►
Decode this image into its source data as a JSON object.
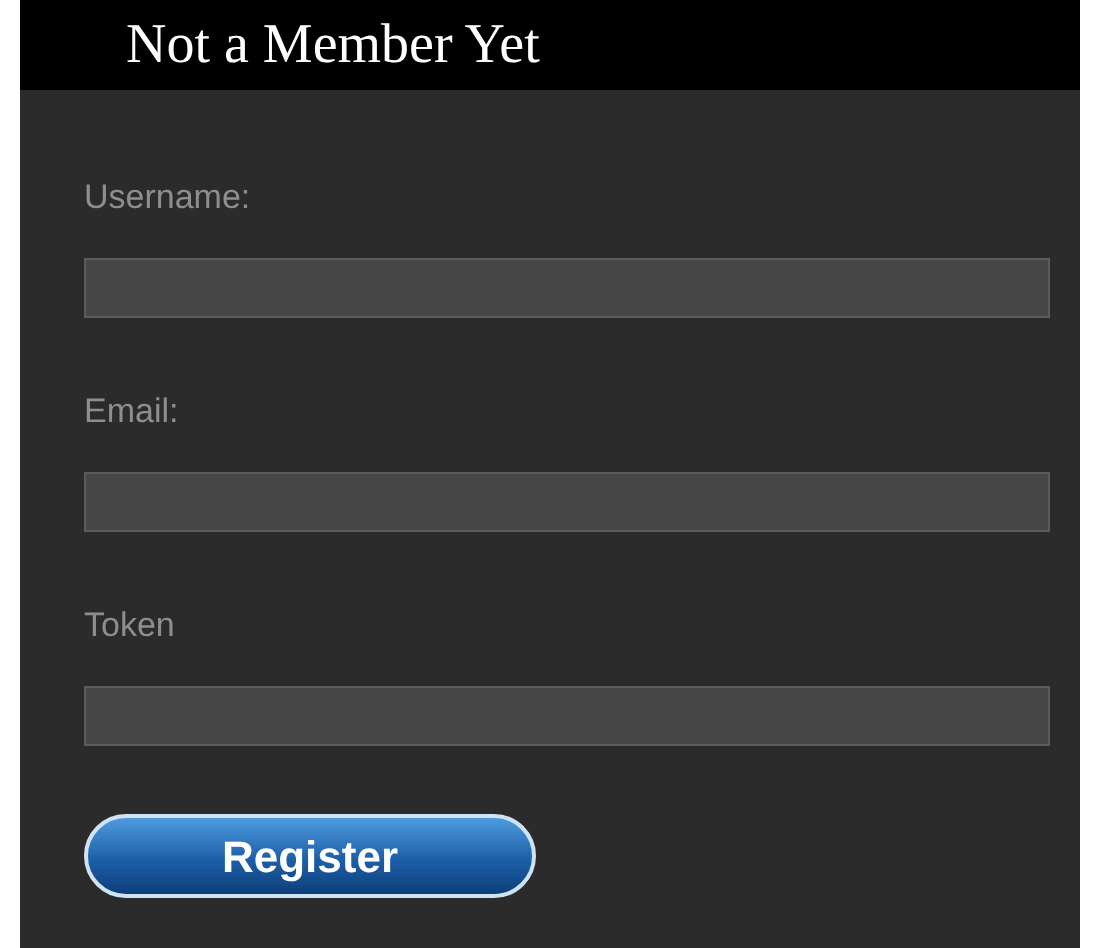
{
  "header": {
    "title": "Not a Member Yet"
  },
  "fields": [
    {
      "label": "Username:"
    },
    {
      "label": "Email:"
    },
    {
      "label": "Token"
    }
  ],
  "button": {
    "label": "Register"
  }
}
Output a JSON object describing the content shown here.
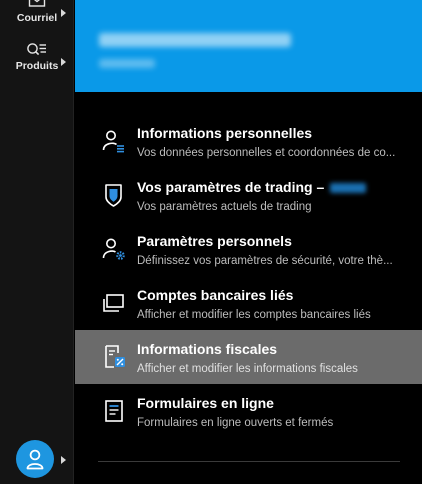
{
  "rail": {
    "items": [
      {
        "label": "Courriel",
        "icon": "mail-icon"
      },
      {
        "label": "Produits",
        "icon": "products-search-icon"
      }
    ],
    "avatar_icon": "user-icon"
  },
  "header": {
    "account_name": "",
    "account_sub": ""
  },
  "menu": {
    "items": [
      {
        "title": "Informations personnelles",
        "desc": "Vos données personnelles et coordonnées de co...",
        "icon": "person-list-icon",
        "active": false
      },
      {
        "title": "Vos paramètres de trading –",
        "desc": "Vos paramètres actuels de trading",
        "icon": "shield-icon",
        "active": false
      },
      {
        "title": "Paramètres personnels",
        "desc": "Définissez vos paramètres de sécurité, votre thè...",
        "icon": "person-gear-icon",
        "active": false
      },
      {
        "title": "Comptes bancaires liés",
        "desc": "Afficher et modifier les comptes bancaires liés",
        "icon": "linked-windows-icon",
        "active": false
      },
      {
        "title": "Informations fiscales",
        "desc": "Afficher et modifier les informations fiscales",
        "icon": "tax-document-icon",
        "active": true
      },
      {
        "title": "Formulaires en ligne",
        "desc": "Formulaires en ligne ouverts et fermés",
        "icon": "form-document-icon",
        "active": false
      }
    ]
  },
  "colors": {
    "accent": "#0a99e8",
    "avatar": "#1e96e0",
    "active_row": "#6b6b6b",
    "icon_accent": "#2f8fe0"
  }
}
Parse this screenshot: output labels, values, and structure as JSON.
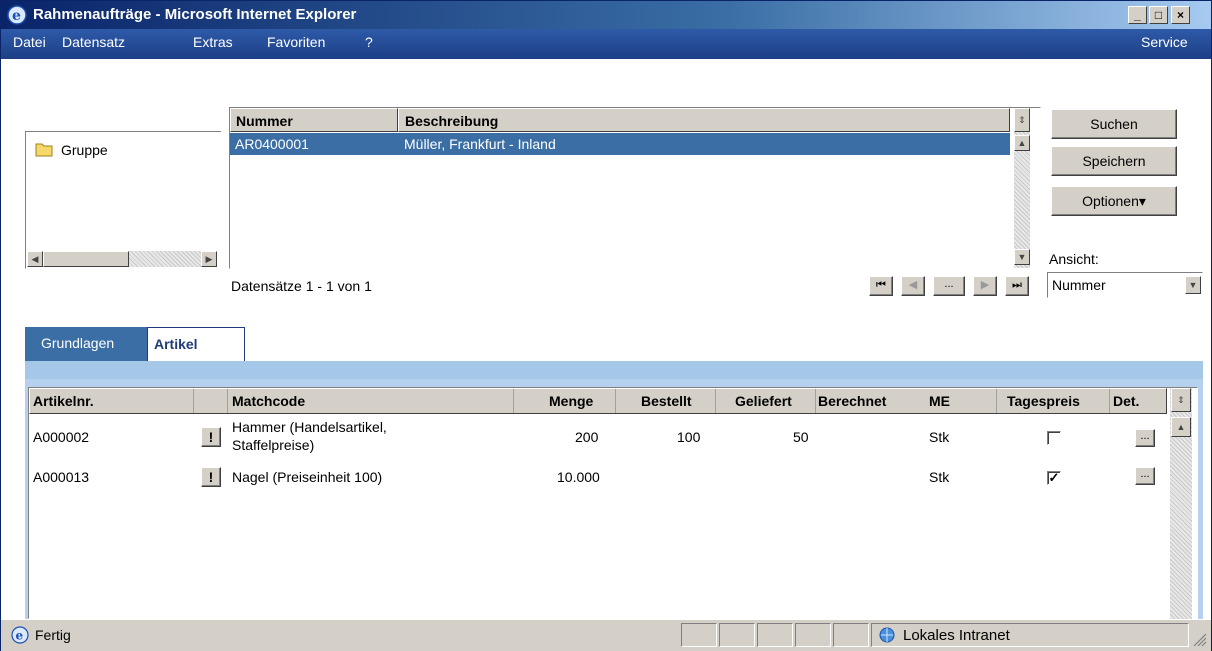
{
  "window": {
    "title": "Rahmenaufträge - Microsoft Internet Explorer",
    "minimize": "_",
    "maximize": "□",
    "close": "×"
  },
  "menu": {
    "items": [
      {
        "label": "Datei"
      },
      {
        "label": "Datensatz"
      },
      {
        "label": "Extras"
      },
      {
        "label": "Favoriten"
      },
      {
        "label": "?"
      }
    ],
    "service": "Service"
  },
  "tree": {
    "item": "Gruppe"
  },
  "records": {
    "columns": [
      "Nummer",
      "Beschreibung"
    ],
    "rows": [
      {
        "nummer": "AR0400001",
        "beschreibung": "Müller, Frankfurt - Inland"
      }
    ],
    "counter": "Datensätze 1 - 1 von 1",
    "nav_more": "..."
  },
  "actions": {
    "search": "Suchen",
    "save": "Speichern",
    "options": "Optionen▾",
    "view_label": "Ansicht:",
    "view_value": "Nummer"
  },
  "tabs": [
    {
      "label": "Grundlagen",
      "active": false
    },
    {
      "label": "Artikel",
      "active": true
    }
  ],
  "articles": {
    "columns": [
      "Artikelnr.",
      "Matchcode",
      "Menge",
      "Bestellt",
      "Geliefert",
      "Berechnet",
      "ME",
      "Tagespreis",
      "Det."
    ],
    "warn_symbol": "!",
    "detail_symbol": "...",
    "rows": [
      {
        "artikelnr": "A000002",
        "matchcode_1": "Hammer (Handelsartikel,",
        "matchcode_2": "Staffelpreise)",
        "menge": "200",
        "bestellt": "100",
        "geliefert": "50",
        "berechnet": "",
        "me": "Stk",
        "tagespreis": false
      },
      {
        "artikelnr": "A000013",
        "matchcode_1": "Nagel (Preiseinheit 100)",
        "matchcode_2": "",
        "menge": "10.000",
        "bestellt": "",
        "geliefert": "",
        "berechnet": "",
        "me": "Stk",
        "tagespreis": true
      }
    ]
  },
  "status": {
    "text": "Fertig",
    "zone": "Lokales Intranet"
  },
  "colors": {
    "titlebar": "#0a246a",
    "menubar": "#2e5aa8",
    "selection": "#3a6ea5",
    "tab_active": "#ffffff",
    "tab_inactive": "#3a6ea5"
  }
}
◄
• Task goal:
Lines containing the string "bancaires" are to be selected and copied.

• Solved problem:
        "title": "Comptes bancaires liés",
        "desc": "Afficher et modifier les comptes bancaires liés",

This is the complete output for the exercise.